-------- Records provided
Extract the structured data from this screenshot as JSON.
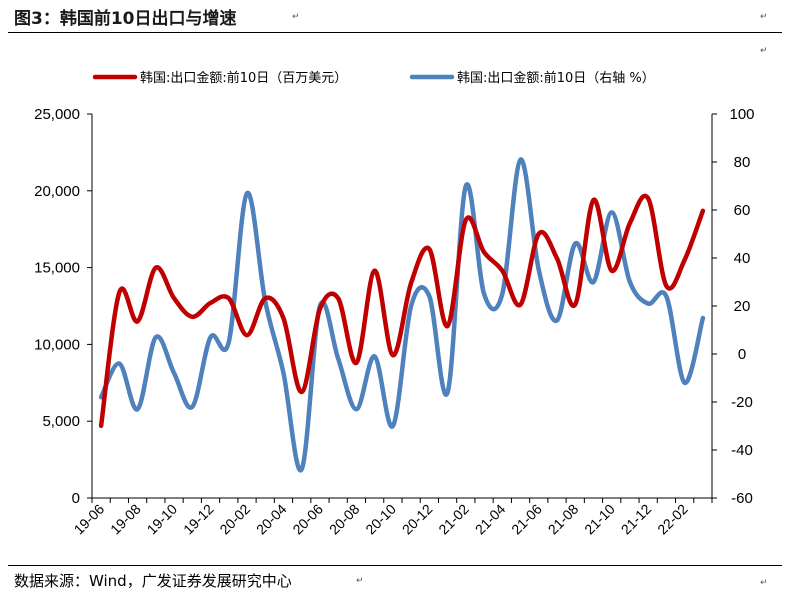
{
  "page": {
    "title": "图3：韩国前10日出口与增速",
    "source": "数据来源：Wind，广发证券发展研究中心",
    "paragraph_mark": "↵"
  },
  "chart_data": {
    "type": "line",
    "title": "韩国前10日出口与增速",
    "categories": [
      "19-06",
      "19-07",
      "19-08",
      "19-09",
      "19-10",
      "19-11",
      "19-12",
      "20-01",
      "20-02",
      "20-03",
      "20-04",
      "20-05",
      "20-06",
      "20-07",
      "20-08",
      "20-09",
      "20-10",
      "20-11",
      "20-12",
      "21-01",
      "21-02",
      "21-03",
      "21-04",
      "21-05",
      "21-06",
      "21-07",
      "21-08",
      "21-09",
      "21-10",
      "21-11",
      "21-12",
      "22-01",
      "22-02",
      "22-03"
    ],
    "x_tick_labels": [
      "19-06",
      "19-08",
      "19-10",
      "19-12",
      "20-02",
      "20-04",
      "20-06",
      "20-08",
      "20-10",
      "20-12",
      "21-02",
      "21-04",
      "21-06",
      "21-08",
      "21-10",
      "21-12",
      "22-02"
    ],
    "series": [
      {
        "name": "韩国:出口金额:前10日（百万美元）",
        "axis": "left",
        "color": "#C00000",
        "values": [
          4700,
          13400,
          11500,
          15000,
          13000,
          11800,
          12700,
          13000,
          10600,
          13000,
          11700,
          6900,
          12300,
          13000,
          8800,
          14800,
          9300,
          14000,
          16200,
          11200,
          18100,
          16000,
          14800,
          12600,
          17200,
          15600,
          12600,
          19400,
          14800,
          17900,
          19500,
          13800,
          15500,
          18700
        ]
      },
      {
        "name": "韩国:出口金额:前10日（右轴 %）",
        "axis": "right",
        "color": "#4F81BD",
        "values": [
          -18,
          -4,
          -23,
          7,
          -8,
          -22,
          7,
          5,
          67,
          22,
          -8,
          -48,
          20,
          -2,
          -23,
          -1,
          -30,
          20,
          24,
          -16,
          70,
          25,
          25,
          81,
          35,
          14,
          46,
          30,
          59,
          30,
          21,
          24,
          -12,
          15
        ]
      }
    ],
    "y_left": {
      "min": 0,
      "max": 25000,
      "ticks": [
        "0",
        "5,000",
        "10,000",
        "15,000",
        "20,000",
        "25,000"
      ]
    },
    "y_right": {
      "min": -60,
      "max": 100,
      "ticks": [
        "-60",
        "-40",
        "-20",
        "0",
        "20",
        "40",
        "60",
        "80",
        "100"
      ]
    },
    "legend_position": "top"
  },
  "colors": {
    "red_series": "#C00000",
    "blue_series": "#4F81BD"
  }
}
----------------
-------- Records provided
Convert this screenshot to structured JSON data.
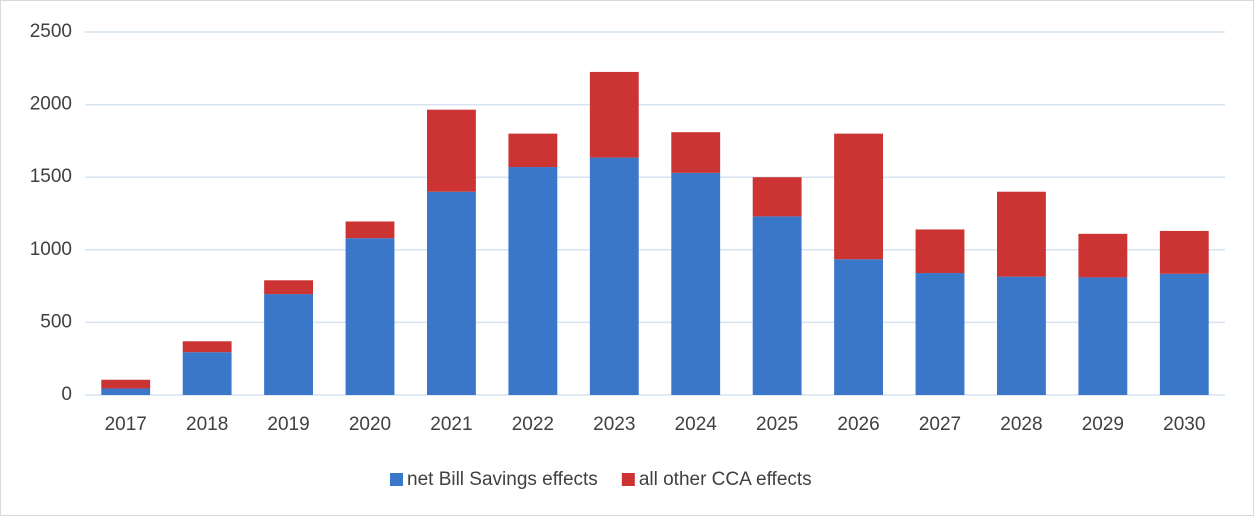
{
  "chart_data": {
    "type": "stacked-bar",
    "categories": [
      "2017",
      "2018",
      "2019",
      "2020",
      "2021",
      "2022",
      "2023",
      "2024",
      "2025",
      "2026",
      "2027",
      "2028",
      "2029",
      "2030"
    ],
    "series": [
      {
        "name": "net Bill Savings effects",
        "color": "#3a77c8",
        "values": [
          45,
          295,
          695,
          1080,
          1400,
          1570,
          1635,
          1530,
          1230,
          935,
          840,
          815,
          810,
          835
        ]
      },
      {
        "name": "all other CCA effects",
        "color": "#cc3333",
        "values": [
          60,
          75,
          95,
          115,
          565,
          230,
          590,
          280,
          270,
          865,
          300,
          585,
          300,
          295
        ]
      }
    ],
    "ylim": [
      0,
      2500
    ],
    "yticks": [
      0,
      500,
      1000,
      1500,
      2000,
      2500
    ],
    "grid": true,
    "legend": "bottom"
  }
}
----------------
-------- Records provided
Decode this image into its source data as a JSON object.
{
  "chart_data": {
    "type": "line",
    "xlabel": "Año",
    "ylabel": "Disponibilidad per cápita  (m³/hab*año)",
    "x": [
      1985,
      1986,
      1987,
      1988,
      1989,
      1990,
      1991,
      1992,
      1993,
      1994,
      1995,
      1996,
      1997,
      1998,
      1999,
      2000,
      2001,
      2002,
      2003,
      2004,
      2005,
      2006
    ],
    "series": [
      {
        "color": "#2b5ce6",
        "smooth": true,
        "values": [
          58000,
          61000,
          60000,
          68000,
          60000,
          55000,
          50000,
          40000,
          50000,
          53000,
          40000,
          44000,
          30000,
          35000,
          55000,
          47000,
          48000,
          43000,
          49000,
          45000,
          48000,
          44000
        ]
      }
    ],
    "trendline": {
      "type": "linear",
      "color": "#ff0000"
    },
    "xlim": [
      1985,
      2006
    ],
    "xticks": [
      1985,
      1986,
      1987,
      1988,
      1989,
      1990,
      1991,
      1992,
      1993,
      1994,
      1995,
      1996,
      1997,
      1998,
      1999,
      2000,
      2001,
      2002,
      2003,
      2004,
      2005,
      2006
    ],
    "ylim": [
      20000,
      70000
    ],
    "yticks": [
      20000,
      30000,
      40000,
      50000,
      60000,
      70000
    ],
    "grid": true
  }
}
----------------
What to work on
Identify the lines in the entries that hold "screenshot" and return each one.

Task output
Extract the structured data from this screenshot as JSON.
Convert this screenshot to structured JSON data.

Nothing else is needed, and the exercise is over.